** Exercise **
Filter these entries so that only lines with the word "SURGEON" remain.

--- Start of Extracted records ---

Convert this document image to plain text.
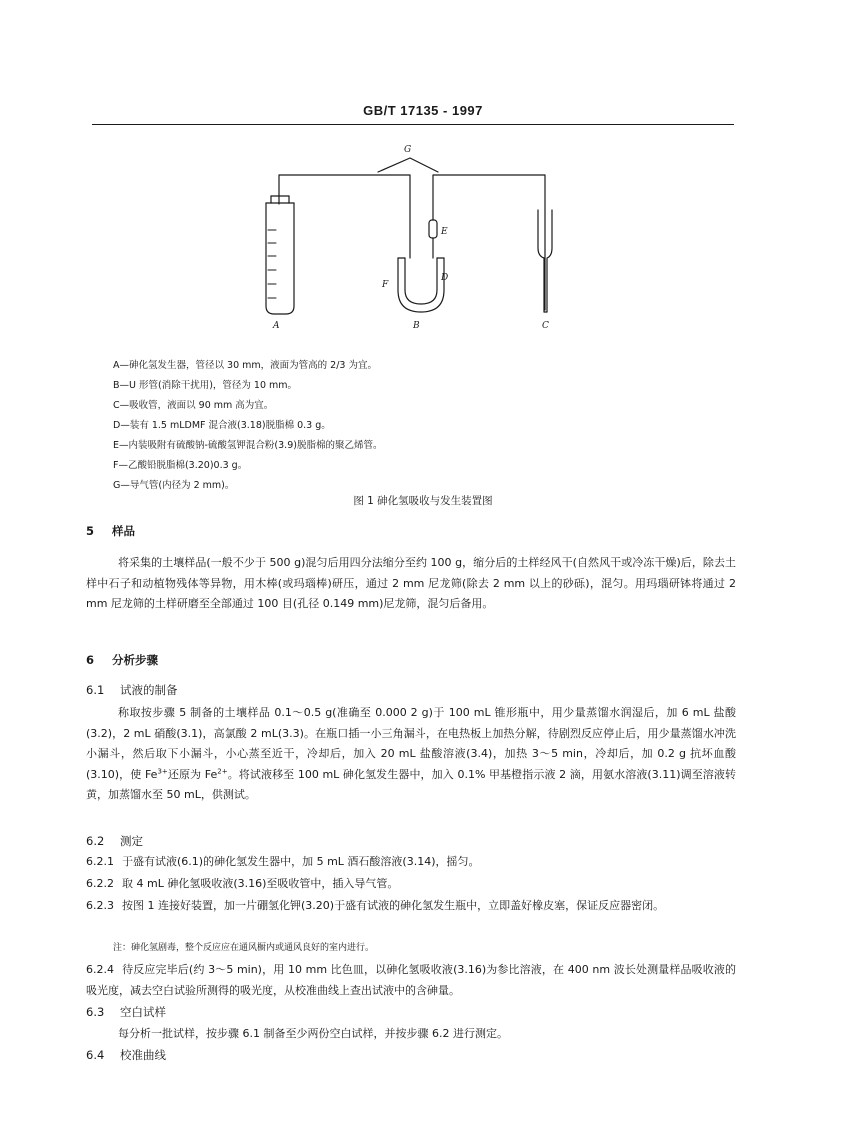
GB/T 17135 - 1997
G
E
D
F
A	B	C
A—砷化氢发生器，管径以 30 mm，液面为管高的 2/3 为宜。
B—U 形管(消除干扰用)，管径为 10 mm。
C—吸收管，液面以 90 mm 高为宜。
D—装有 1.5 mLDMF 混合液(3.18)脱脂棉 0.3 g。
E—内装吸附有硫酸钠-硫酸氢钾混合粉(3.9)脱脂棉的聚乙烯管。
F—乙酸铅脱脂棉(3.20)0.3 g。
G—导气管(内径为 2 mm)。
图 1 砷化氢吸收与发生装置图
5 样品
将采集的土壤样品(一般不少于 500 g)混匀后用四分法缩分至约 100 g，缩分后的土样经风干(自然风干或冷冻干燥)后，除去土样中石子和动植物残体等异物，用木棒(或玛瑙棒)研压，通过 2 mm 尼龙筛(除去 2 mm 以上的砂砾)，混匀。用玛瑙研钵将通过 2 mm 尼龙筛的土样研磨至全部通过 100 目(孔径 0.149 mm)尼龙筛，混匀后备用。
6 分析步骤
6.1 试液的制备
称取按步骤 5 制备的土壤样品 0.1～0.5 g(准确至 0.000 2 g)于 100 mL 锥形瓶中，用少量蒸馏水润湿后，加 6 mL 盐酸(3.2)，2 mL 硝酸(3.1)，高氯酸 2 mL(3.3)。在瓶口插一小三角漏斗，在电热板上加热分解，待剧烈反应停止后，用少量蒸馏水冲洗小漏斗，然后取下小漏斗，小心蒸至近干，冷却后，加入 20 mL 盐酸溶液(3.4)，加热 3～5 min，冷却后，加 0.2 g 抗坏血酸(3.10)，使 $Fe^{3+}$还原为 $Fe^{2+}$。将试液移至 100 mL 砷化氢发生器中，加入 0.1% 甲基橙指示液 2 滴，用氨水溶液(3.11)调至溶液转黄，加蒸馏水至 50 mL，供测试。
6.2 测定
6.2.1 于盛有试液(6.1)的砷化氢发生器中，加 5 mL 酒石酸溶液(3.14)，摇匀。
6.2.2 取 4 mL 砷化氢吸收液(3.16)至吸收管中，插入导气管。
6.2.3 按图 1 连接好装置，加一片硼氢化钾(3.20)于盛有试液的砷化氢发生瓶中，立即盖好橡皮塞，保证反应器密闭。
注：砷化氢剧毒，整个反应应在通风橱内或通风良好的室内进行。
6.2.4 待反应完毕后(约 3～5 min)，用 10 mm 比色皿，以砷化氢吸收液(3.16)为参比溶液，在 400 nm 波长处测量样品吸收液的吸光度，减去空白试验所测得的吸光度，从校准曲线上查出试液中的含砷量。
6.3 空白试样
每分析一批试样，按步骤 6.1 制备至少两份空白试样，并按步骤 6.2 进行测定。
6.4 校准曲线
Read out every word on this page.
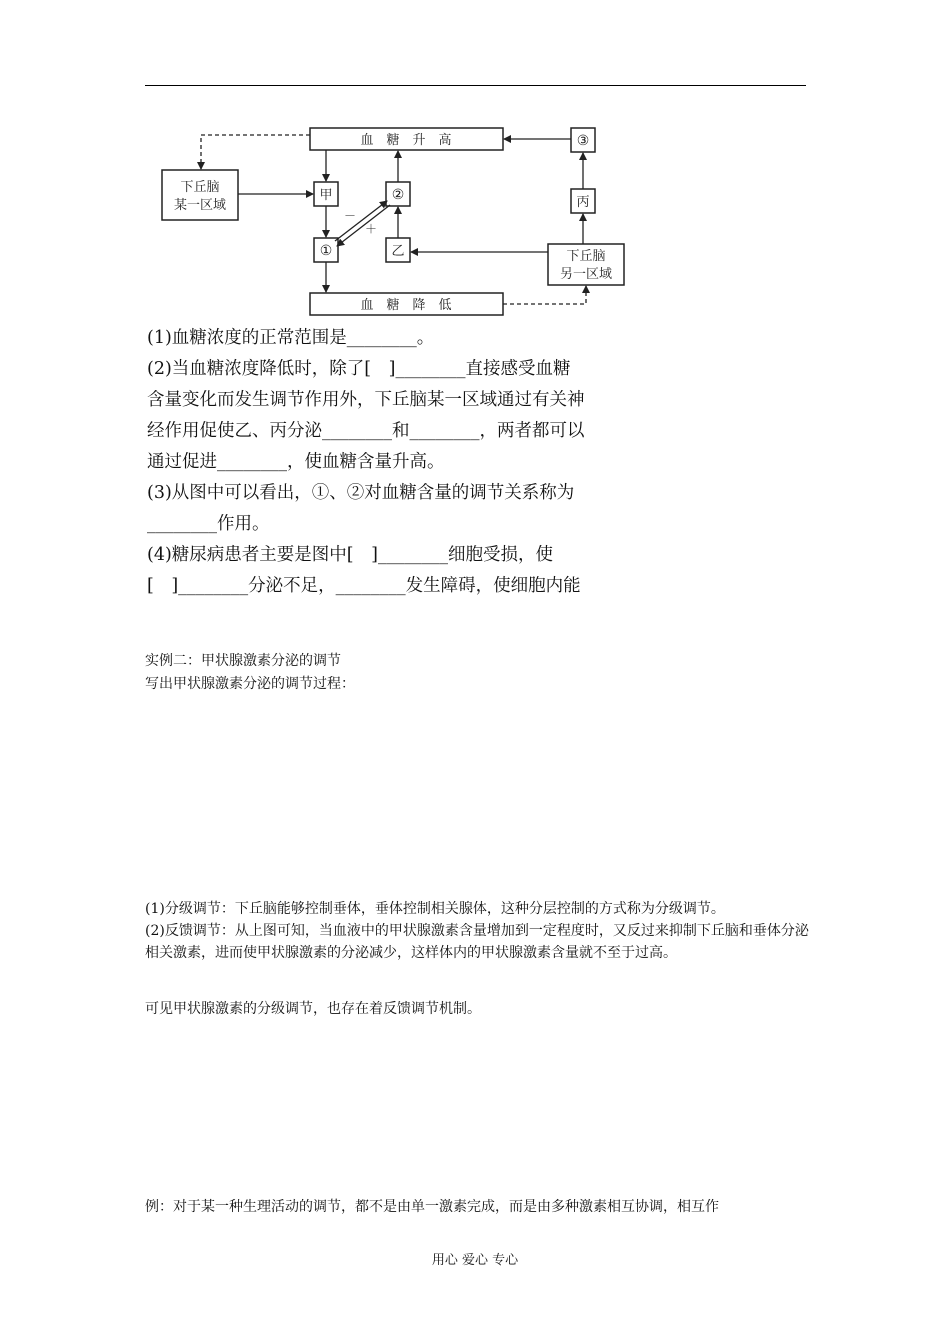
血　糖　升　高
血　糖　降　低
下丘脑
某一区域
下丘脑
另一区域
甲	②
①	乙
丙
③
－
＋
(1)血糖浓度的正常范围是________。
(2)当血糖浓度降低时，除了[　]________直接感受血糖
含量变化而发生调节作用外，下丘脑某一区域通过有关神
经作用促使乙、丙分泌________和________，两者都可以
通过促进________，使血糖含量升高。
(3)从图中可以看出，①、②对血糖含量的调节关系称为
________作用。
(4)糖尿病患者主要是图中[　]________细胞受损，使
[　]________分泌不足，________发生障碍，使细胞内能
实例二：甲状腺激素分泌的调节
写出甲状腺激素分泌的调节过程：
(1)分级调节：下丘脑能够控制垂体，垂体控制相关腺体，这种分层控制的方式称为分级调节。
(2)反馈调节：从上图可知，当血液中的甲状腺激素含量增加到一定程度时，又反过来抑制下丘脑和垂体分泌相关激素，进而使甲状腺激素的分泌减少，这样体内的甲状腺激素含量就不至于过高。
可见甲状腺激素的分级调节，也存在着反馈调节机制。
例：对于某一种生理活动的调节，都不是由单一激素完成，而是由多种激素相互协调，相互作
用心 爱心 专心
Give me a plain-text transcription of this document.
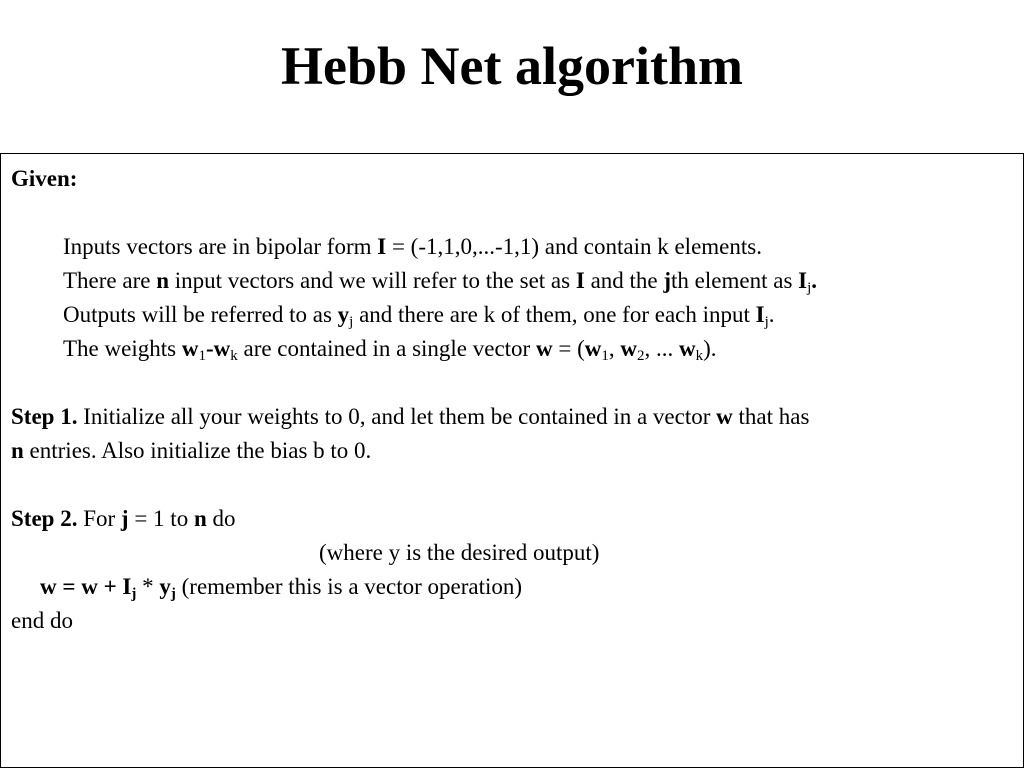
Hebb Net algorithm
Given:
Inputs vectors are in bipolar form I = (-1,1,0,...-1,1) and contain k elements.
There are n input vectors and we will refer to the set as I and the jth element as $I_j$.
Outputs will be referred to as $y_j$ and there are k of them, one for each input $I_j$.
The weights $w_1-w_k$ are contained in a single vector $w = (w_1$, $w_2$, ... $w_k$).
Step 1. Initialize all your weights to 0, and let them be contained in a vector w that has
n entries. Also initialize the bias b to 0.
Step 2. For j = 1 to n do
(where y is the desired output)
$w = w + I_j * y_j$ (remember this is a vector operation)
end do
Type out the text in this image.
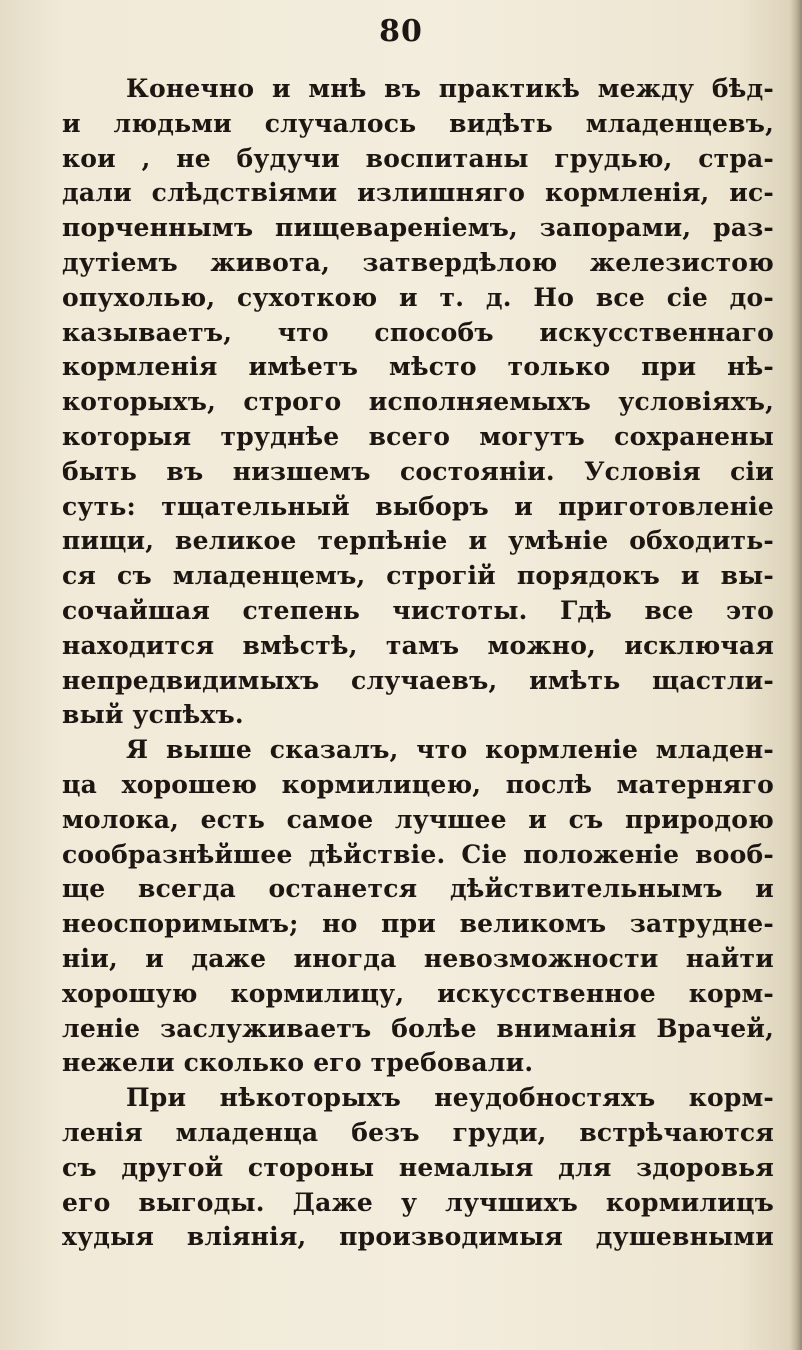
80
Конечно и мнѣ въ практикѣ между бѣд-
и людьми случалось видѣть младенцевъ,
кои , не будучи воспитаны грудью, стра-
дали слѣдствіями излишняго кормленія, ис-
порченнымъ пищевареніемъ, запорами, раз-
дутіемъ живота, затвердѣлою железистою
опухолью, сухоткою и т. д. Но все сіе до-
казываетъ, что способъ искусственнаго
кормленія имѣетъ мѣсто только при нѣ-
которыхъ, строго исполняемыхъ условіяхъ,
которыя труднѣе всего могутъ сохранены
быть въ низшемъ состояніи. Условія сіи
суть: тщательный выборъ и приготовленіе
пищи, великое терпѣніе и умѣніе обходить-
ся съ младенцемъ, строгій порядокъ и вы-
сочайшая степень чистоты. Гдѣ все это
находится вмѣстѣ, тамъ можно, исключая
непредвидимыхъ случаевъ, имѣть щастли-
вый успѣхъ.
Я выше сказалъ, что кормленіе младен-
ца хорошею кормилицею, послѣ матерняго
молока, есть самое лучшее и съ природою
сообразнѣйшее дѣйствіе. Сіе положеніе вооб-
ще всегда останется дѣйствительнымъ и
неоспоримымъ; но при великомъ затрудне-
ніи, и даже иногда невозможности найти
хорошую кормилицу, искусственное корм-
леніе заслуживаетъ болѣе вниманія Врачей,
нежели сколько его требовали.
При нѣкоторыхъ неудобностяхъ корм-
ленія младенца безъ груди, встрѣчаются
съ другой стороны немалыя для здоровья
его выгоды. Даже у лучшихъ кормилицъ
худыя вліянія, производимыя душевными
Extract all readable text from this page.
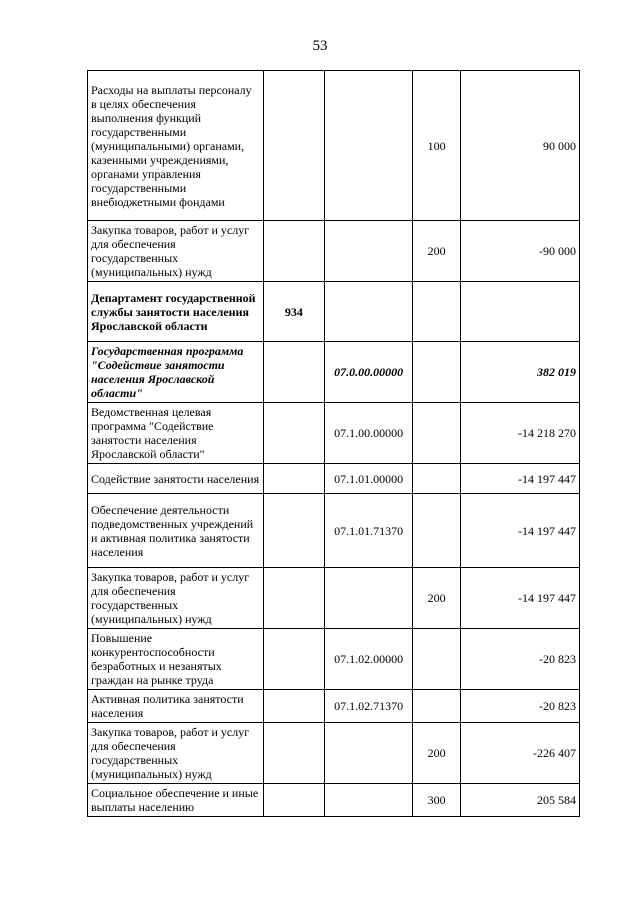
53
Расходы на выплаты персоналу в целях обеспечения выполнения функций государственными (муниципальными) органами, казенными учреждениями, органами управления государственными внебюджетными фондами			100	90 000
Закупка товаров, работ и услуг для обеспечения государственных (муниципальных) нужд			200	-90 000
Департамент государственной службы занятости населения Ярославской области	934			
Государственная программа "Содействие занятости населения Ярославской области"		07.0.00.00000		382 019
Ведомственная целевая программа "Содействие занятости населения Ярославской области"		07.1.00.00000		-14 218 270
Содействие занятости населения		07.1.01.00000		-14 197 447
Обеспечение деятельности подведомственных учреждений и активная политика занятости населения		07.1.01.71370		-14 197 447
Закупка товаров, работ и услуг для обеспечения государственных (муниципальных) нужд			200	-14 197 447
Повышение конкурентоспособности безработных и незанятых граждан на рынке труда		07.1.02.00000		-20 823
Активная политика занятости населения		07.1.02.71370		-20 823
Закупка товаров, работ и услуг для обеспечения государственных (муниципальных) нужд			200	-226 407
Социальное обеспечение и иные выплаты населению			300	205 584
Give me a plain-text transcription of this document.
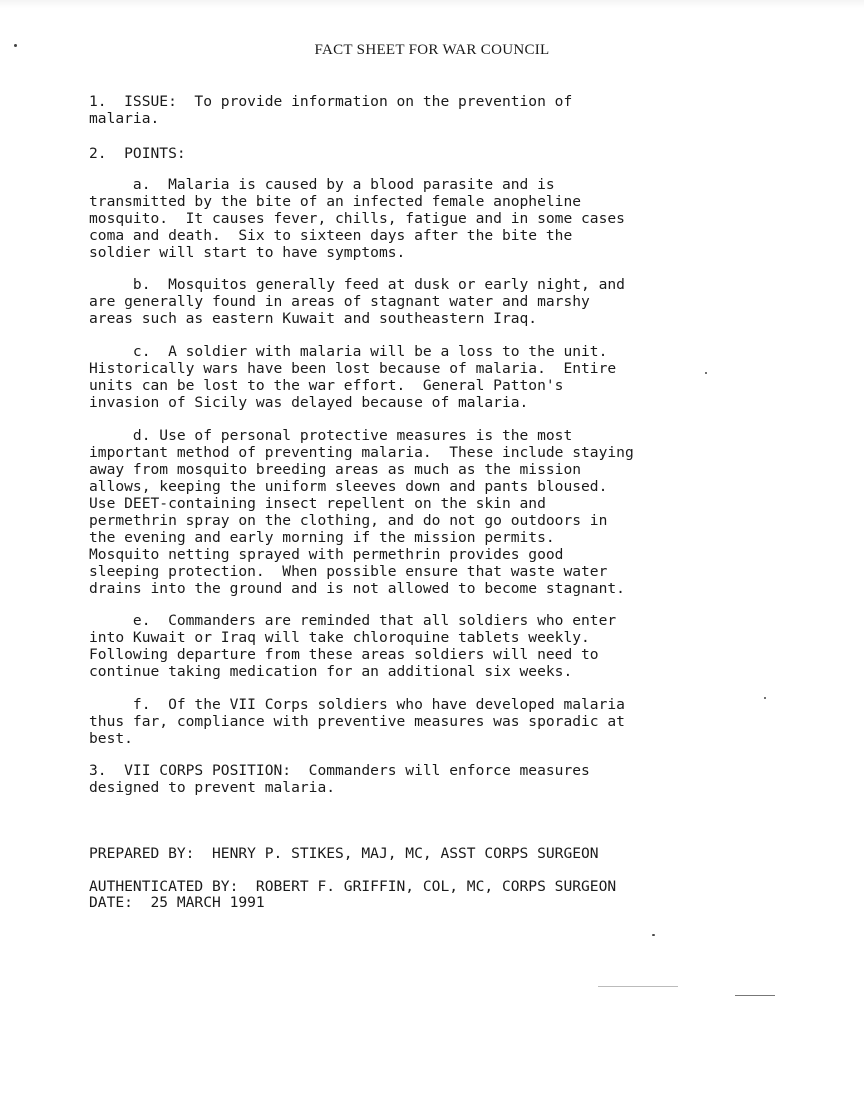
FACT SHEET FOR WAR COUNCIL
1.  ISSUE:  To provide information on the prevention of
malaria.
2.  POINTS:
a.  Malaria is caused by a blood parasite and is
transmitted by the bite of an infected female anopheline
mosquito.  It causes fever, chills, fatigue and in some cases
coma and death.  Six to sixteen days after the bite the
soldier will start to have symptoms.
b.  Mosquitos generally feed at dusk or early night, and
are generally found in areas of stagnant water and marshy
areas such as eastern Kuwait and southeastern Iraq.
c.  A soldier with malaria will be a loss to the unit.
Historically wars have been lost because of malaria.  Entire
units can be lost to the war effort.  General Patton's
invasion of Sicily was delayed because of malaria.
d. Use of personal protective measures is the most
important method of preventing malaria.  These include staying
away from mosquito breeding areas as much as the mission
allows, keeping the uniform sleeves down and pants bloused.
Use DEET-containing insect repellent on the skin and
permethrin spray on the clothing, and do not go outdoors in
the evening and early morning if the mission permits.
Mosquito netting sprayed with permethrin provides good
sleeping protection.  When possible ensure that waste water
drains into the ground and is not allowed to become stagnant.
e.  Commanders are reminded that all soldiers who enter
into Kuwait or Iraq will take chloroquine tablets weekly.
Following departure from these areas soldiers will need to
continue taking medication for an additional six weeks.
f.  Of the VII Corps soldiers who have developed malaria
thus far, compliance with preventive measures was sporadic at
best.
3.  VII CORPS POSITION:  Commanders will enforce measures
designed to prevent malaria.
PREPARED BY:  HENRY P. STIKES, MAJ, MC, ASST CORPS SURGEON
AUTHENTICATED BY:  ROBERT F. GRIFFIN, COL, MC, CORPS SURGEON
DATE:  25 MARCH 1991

--- End of Extracted records ---

** Solution to this exercise **
PREPARED BY:  HENRY P. STIKES, MAJ, MC, ASST CORPS SURGEON
AUTHENTICATED BY:  ROBERT F. GRIFFIN, COL, MC, CORPS SURGEON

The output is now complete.